List all lines of the data containing the word "Designation".

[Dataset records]

+ + +

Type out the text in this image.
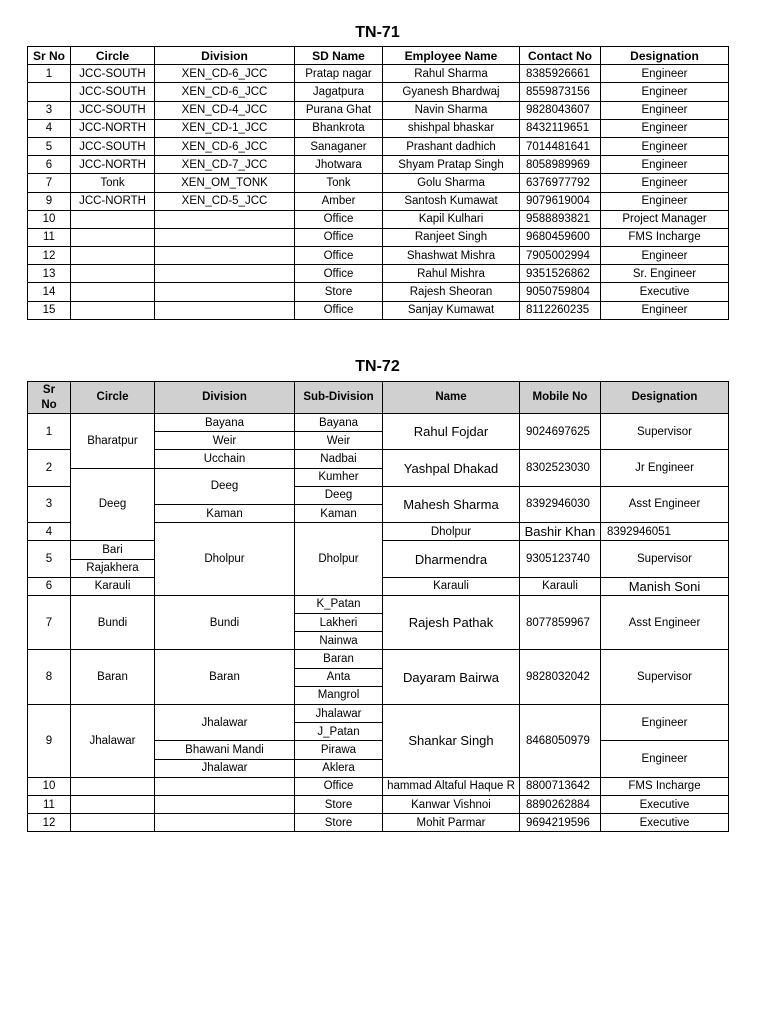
TN-71
Sr No	Circle	Division	SD Name	Employee Name	Contact No	Designation
1	JCC-SOUTH	XEN_CD-6_JCC	Pratap nagar	Rahul Sharma	8385926661	Engineer
	JCC-SOUTH	XEN_CD-6_JCC	Jagatpura	Gyanesh Bhardwaj	8559873156	Engineer
3	JCC-SOUTH	XEN_CD-4_JCC	Purana Ghat	Navin Sharma	9828043607	Engineer
4	JCC-NORTH	XEN_CD-1_JCC	Bhankrota	shishpal bhaskar	8432119651	Engineer
5	JCC-SOUTH	XEN_CD-6_JCC	Sanaganer	Prashant dadhich	7014481641	Engineer
6	JCC-NORTH	XEN_CD-7_JCC	Jhotwara	Shyam Pratap Singh	8058989969	Engineer
7	Tonk	XEN_OM_TONK	Tonk	Golu Sharma	6376977792	Engineer
9	JCC-NORTH	XEN_CD-5_JCC	Amber	Santosh Kumawat	9079619004	Engineer
10			Office	Kapil Kulhari	9588893821	Project Manager
11			Office	Ranjeet Singh	9680459600	FMS Incharge
12			Office	Shashwat Mishra	7905002994	Engineer
13			Office	Rahul Mishra	9351526862	Sr. Engineer
14			Store	Rajesh Sheoran	9050759804	Executive
15			Office	Sanjay Kumawat	8112260235	Engineer
TN-72
Sr
No	Circle	Division	Sub-Division	Name	Mobile No	Designation	
1	Bharatpur	Bayana	Bayana	Rahul Fojdar	9024697625	Supervisor	
		Weir	Weir				
2		Ucchain	Nadbai	Yashpal Dhakad	8302523030	Jr Engineer	
	Deeg	Deeg	Kumher				
3			Deeg	Mahesh Sharma	8392946030	Asst Engineer	
		Kaman	Kaman				
4		Dholpur	Dholpur	Dholpur	Bashir Khan	8392946051	
5	Bari			Dharmendra	9305123740	Supervisor	
	Rajakhera						
6	Karauli			Karauli	Karauli	Manish Soni		
7	Bundi	Bundi	K_Patan	Rajesh Pathak	8077859967	Asst Engineer	
			Lakheri				
			Nainwa				
8	Baran	Baran	Baran	Dayaram Bairwa	9828032042	Supervisor	
			Anta				
			Mangrol				
9	Jhalawar	Jhalawar	Jhalawar	Shankar Singh	8468050979	Engineer	
			J_Patan				
		Bhawani Mandi	Pirawa			Engineer	
		Jhalawar	Aklera				
10			Office	hammad Altaful Haque R	8800713642	FMS Incharge	
11			Store	Kanwar Vishnoi	8890262884	Executive	
12			Store	Mohit Parmar	9694219596	Executive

+ + +

## [Result below]
Sr No	Circle	Division	SD Name	Employee Name	Contact No	Designation
No	Circle	Division	Sub-Division	Name	Mobile No	Designation	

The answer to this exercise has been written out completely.